--- RAW RECORDS ---

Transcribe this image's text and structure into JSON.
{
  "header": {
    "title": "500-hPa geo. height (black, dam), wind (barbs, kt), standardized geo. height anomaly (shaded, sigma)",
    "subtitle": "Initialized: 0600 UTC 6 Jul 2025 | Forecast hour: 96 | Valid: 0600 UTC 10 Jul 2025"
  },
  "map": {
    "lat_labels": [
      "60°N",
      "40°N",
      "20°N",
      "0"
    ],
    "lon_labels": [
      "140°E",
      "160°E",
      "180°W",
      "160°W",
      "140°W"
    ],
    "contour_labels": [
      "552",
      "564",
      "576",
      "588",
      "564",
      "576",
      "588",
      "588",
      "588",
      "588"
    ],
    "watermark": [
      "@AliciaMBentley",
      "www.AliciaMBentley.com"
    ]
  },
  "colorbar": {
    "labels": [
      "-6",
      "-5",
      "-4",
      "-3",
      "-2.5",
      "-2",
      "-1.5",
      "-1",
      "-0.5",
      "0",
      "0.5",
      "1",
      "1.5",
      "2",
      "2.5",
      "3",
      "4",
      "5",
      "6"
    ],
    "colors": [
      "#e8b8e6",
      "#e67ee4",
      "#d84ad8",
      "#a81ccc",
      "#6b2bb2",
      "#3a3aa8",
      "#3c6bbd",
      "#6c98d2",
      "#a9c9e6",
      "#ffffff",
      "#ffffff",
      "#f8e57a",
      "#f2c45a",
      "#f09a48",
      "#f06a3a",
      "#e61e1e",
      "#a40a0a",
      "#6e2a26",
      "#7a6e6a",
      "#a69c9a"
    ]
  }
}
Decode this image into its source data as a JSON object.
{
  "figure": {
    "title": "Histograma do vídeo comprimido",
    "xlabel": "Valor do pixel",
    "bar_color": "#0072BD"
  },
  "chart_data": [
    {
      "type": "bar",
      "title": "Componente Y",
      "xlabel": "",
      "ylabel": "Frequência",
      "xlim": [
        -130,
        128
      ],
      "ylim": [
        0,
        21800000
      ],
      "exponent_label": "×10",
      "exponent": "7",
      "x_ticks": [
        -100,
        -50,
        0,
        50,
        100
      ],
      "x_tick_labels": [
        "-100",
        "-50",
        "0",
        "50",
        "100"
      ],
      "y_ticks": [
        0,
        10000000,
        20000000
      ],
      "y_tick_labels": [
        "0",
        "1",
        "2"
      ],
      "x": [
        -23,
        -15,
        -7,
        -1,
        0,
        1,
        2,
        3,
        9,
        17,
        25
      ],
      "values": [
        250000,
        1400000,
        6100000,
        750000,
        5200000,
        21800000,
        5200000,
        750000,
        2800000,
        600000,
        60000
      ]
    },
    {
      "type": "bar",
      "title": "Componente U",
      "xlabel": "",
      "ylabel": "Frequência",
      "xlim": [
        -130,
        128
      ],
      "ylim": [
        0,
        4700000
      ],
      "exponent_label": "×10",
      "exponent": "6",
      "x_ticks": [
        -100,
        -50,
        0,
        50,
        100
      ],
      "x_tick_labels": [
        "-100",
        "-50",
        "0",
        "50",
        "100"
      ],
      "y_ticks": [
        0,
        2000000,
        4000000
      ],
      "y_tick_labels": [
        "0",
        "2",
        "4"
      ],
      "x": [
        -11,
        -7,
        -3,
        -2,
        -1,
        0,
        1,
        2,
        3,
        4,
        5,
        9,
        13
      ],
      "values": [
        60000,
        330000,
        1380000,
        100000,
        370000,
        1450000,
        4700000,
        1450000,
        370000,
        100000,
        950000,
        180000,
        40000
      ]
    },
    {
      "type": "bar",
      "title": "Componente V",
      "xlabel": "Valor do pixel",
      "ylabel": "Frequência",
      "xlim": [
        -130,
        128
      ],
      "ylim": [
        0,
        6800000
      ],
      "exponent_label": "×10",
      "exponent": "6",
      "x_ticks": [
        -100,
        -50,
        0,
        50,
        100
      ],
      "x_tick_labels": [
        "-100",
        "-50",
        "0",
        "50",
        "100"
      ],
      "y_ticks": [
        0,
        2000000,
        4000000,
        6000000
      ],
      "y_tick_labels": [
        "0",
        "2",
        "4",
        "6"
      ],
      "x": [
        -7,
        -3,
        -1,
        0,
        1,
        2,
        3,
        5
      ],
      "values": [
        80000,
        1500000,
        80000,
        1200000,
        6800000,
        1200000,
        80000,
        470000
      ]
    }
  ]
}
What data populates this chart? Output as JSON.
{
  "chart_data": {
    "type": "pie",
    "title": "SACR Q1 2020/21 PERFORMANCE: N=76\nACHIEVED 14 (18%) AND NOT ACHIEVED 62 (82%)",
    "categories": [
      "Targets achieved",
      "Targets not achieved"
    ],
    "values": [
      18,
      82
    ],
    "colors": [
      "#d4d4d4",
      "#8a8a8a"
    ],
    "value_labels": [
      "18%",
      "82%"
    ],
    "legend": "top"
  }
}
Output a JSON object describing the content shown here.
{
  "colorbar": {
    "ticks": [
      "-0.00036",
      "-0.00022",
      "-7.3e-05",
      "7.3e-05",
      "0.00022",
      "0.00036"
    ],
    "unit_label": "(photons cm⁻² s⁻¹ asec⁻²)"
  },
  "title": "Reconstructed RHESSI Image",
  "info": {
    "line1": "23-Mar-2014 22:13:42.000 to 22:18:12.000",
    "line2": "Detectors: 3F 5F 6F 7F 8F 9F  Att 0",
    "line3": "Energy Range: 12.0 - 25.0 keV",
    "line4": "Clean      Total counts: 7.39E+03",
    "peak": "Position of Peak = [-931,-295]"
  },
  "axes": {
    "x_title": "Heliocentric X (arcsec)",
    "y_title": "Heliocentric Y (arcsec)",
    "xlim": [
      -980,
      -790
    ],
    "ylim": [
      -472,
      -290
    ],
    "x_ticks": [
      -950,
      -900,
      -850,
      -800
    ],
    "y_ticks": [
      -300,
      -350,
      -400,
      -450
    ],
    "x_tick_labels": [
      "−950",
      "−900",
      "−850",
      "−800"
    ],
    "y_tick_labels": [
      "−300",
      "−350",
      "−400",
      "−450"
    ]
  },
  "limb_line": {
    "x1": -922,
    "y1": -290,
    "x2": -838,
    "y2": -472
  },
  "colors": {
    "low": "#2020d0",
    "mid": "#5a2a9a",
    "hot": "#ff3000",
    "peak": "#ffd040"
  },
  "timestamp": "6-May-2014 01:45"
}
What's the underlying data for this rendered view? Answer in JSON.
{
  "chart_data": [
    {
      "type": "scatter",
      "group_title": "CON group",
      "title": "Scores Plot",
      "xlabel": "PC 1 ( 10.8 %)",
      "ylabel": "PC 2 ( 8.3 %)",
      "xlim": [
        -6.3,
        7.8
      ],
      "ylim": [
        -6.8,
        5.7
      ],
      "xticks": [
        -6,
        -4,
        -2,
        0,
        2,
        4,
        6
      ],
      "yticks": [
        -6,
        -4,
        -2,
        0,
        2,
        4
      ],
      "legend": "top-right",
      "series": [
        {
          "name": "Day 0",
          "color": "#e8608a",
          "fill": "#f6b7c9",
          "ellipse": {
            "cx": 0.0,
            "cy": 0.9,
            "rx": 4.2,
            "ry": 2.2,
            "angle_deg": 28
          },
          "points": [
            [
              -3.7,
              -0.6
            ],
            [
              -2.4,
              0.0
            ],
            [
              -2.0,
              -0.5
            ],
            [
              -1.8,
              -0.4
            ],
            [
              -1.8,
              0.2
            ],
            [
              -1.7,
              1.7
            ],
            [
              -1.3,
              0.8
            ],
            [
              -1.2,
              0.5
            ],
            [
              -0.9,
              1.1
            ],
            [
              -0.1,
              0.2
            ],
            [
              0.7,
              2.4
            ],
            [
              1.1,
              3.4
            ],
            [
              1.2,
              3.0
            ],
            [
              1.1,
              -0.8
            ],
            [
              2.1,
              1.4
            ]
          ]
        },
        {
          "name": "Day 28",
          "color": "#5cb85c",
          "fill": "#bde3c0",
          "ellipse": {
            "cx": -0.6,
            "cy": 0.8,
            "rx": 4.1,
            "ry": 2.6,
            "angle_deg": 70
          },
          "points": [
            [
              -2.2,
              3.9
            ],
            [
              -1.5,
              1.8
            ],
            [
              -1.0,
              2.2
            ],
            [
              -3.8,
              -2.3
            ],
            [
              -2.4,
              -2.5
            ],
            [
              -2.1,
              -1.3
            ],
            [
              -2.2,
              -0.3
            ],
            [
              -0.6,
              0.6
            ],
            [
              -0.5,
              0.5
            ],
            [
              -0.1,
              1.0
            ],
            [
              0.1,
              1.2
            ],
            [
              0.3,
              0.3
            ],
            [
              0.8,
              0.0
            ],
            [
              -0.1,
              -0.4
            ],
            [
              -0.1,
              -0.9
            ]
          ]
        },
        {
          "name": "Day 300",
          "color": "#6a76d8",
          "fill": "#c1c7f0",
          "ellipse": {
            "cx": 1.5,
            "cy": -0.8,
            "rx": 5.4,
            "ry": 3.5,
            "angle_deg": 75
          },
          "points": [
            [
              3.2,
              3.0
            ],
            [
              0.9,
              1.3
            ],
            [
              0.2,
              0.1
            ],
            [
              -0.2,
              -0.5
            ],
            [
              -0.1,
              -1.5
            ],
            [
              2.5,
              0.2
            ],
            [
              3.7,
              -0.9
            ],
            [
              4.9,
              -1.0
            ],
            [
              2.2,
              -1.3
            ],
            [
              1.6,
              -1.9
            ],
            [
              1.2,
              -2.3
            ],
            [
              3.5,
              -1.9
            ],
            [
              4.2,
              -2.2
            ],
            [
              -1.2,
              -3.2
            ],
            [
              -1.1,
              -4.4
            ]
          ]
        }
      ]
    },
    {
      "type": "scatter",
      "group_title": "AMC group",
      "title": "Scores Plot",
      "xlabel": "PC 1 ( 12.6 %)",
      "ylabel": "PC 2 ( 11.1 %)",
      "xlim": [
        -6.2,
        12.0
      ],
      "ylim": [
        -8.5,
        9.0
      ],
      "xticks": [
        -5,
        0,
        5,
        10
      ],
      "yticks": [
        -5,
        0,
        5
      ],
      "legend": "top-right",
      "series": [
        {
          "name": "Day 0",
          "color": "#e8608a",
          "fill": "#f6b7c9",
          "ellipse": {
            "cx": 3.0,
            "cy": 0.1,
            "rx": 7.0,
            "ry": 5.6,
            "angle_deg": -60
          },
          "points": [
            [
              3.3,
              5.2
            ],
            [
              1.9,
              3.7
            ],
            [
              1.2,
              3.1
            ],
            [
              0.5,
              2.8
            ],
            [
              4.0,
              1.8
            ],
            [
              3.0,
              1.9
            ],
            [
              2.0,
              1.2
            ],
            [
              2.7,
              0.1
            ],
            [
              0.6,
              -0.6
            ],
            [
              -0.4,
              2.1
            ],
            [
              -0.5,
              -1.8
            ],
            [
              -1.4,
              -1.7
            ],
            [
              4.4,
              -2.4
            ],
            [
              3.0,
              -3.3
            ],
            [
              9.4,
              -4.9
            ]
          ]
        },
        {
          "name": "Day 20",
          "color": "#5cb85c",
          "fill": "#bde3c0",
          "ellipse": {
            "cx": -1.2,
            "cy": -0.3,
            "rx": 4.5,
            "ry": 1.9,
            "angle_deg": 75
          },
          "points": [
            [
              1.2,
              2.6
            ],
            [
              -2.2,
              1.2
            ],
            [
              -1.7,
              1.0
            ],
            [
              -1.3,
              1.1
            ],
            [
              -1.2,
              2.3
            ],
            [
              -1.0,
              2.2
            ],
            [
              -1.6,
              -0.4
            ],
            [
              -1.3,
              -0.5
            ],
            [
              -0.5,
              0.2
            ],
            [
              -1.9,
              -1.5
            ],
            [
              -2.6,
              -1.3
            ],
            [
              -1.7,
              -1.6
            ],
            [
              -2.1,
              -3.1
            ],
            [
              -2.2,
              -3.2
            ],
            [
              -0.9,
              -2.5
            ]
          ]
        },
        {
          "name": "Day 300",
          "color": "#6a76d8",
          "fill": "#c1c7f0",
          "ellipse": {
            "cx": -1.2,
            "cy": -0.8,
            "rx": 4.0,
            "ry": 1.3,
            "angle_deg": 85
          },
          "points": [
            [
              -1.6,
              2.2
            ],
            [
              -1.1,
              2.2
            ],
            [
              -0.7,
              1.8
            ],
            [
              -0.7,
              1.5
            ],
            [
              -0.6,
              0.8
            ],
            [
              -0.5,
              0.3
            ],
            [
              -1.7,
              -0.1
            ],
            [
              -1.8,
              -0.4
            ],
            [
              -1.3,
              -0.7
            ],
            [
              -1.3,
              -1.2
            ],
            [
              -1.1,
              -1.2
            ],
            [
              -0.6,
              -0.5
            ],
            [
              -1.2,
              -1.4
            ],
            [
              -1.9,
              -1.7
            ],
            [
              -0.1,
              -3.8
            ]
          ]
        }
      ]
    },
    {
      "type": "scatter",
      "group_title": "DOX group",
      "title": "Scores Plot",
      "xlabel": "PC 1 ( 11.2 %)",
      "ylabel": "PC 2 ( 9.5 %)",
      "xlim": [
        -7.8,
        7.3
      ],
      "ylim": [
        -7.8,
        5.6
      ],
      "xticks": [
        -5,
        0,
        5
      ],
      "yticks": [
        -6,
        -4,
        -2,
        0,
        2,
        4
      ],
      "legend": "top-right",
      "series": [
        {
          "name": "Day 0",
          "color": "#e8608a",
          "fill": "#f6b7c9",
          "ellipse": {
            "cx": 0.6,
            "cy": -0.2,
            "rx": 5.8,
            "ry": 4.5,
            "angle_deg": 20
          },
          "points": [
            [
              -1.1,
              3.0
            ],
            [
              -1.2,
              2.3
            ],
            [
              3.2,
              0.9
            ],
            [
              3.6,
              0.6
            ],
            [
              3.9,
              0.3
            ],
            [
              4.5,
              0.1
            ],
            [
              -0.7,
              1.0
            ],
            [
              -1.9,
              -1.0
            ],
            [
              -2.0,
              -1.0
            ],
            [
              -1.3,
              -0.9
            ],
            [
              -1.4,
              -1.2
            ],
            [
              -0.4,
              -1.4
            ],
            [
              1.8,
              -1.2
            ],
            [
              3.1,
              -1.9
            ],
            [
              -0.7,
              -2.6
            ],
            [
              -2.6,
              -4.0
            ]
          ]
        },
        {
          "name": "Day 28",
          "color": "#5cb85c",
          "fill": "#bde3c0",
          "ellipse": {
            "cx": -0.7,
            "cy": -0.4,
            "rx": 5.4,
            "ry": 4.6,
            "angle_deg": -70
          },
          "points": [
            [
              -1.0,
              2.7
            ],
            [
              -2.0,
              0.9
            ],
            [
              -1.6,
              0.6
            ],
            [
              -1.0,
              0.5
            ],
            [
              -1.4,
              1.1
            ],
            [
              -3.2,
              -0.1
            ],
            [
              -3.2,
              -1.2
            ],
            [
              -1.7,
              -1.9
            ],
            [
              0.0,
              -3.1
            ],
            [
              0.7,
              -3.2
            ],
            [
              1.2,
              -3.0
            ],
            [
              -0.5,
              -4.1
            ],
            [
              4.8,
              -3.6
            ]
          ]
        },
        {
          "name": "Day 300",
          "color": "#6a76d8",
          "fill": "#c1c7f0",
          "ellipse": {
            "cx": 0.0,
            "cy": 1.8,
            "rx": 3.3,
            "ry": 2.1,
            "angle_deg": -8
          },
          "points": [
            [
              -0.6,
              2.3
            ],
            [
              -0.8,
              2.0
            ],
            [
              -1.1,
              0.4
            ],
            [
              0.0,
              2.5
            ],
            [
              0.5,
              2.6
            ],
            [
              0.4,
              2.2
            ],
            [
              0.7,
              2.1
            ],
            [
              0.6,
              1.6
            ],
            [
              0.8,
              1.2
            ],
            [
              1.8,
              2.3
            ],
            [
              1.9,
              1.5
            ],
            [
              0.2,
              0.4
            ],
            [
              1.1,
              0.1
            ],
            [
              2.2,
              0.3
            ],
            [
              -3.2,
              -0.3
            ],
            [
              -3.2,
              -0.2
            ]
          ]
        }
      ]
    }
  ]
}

---

STATED GOAL:
Pull out every line containing "Valor".

ANSWER TO THE EXERCISE:
    "xlabel": "Valor do pixel",
      "xlabel": "Valor do pixel",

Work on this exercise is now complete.